AIM: Copy each line of the entries beneath that contains the word "运维单价".

>> START PROVIDED DATA

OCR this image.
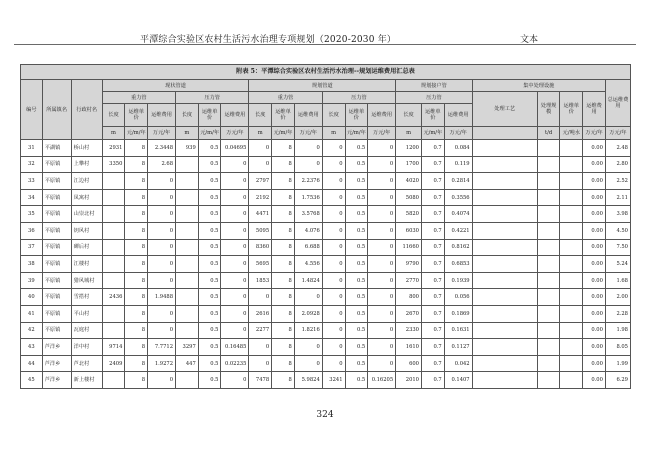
平潭综合实验区农村生活污水治理专项规划（2020-2030 年）	文本
附表 5：平潭综合实验区农村生活污水治理--规划运维费用汇总表																						
编号	所属镇名	行政村名	现状管道						规划管道						规划接户管			集中处理设施				总运维费用
			重力管			压力管			重力管			压力管			压力管			处理工艺	处理规模	运维单价	运维费用	
			长度	运维单价	运维费用	长度	运维单价	运维费用	长度	运维单价	运维费用	长度	运维单价	运维费用	长度	运维单价	运维费用					
			m	元/m/年	万元/年	m	元/m/年	万元/年	m	元/m/年	万元/年	m	元/m/年	万元/年	m	元/m/年	万元/年		t/d	元/吨水	万元/年	万元/年
31	平湖镇	桥山村	2931	8	2.3448	939	0.5	0.04695	0	8	0	0	0.5	0	1200	0.7	0.084				0.00	2.48
32	平原镇	上攀村	3350	8	2.68		0.5	0	0	8	0	0	0.5	0	1700	0.7	0.119				0.00	2.80
33	平原镇	江边村		8	0		0.5	0	2797	8	2.2376	0	0.5	0	4020	0.7	0.2814				0.00	2.52
34	平原镇	凤寓村		8	0		0.5	0	2192	8	1.7536	0	0.5	0	5080	0.7	0.3556				0.00	2.11
35	平原镇	山崇北村		8	0		0.5	0	4471	8	3.5768	0	0.5	0	5820	0.7	0.4074				0.00	3.98
36	平原镇	钥风村		8	0		0.5	0	5095	8	4.076	0	0.5	0	6030	0.7	0.4221				0.00	4.50
37	平原镇	磹后村		8	0		0.5	0	8360	8	6.688	0	0.5	0	11660	0.7	0.8162				0.00	7.50
38	平原镇	江楼村		8	0		0.5	0	5695	8	4.556	0	0.5	0	9790	0.7	0.6853				0.00	5.24
39	平原镇	猎风城村		8	0		0.5	0	1853	8	1.4824	0	0.5	0	2770	0.7	0.1939				0.00	1.68
40	平原镇	雪搭村	2436	8	1.9488		0.5	0	0	8	0	0	0.5	0	800	0.7	0.056				0.00	2.00
41	平原镇	平山村		8	0		0.5	0	2616	8	2.0928	0	0.5	0	2670	0.7	0.1869				0.00	2.28
42	平原镇	瓦庭村		8	0		0.5	0	2277	8	1.8216	0	0.5	0	2330	0.7	0.1631				0.00	1.98
43	芦洋乡	洋中村	9714	8	7.7712	3297	0.5	0.16485	0	8	0	0	0.5	0	1610	0.7	0.1127				0.00	8.05
44	芦洋乡	芦北村	2409	8	1.9272	447	0.5	0.02235	0	8	0	0	0.5	0	600	0.7	0.042				0.00	1.99
45	芦洋乡	新上楼村		8	0		0.5	0	7478	8	5.9824	3241	0.5	0.16205	2010	0.7	0.1407				0.00	6.29
324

>> END PROVIDED DATA

ANSWER:
			重力管			压力管			重力管			压力管			压力管			处理工艺	处理规模	运维单价	运维费用	
			长度	运维单价	运维费用	长度	运维单价	运维费用	长度	运维单价	运维费用	长度	运维单价	运维费用	长度	运维单价	运维费用					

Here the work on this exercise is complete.